"""

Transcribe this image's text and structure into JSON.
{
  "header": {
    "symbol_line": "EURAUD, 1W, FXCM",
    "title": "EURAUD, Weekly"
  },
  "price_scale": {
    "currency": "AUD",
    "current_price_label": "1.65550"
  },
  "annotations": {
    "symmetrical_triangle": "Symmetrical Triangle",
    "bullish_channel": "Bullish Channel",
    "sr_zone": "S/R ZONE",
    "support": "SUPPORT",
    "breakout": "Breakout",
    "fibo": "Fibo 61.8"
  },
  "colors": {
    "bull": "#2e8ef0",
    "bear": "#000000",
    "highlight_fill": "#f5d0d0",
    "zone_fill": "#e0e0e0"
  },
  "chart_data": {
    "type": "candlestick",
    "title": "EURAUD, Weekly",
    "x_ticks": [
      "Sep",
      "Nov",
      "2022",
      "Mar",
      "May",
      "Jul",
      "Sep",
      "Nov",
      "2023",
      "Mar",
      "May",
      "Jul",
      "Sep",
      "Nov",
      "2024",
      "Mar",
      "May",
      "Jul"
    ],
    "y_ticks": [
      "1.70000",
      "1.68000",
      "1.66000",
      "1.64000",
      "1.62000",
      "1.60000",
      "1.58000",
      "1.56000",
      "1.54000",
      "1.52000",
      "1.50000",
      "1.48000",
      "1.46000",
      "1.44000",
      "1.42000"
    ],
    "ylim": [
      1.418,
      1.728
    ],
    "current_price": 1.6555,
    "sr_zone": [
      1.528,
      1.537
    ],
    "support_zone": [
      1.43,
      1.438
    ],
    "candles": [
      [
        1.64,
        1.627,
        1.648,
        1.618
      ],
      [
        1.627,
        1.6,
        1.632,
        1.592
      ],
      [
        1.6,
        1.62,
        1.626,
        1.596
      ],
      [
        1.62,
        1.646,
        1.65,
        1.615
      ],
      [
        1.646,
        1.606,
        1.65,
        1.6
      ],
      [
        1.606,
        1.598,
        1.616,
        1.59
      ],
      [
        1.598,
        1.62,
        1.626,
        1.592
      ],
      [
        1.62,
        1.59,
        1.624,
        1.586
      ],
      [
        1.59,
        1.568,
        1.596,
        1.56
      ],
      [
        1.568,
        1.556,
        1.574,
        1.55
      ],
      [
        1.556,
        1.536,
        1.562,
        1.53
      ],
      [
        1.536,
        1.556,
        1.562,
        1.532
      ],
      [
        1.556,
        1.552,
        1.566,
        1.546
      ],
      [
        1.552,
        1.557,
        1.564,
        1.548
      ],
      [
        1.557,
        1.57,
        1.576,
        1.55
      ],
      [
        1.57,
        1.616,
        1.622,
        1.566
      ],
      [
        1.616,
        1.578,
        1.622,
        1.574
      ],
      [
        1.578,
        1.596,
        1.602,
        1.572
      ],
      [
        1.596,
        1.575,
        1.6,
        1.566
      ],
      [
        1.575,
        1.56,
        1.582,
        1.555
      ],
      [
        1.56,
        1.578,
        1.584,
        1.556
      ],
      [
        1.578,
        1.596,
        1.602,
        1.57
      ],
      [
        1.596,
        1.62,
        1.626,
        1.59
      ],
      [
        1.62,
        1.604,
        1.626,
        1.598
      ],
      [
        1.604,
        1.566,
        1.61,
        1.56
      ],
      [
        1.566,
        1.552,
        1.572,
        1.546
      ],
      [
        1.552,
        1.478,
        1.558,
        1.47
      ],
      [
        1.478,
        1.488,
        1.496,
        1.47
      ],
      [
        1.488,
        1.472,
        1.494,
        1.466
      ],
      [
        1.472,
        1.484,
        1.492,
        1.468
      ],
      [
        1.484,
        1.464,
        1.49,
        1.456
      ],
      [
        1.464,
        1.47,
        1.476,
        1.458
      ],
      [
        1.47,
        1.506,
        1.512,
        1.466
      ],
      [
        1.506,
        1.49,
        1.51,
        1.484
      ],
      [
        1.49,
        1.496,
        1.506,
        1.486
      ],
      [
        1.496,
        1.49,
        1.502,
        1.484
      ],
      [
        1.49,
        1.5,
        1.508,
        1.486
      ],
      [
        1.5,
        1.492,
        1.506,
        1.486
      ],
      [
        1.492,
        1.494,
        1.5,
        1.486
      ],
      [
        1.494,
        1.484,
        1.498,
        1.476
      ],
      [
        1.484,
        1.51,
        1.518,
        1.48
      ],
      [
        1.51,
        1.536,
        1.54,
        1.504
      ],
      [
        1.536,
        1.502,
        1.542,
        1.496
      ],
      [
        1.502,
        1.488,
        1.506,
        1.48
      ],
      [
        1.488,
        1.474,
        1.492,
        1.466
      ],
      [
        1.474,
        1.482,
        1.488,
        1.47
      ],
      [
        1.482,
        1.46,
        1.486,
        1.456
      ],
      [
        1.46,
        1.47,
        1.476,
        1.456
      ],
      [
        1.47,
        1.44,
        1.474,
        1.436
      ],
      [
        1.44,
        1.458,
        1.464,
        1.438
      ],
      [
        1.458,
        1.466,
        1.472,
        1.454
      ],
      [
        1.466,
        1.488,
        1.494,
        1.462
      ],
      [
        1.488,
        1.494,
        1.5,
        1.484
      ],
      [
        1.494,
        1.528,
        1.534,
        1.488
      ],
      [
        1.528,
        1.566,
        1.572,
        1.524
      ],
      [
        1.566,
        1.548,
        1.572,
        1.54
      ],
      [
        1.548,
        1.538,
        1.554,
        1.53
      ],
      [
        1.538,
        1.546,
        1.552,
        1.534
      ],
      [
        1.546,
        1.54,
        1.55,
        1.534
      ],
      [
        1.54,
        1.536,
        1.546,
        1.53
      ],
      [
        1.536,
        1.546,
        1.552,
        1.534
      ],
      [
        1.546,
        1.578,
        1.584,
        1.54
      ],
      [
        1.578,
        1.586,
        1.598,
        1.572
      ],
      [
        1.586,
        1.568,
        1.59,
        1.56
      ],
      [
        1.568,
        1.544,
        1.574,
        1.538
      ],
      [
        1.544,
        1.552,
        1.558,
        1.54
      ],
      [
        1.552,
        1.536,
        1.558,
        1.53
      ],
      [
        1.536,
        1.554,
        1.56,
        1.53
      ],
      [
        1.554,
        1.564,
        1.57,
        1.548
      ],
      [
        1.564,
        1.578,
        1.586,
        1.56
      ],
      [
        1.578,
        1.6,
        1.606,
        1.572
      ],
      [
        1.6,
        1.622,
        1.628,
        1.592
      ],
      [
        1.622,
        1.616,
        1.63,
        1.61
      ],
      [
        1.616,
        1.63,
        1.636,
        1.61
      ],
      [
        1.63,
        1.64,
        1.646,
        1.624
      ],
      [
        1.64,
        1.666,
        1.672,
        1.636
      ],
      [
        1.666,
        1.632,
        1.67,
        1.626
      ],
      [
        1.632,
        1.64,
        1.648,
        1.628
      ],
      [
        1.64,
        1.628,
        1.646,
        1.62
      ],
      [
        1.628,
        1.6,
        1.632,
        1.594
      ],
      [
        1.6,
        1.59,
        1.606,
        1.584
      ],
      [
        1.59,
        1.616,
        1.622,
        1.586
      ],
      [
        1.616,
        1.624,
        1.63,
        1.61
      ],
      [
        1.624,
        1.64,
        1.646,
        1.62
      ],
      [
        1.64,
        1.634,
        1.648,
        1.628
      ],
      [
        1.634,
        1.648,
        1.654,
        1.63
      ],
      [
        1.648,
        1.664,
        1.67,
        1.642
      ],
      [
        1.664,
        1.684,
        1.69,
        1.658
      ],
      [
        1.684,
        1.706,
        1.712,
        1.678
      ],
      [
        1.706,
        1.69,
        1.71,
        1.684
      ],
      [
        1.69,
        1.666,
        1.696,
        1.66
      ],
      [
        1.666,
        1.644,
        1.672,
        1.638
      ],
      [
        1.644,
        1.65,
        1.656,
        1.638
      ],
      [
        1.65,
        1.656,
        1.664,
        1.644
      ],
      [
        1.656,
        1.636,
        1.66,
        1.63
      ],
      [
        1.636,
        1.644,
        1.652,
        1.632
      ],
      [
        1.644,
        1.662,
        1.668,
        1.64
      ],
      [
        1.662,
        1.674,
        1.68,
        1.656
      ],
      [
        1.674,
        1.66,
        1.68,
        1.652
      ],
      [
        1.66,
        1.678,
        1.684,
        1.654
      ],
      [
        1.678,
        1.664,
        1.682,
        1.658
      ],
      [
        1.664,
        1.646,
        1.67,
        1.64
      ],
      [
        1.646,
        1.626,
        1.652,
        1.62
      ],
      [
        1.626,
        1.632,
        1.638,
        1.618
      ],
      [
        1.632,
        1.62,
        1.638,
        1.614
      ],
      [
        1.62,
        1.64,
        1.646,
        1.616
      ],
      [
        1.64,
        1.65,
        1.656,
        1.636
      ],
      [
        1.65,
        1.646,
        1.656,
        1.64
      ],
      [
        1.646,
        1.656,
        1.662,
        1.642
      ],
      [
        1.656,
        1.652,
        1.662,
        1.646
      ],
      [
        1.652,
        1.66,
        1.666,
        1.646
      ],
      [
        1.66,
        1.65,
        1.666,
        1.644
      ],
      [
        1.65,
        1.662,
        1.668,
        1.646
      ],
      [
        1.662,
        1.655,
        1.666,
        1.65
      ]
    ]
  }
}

"""

▶ _TASK BRIEF_: Read through the data and copy every line where "title" shows up.

▶ _SOLUTION FOR THIS PROBLEM_:
    "title": "EURAUD, Weekly"
    "title": "EURAUD, Weekly",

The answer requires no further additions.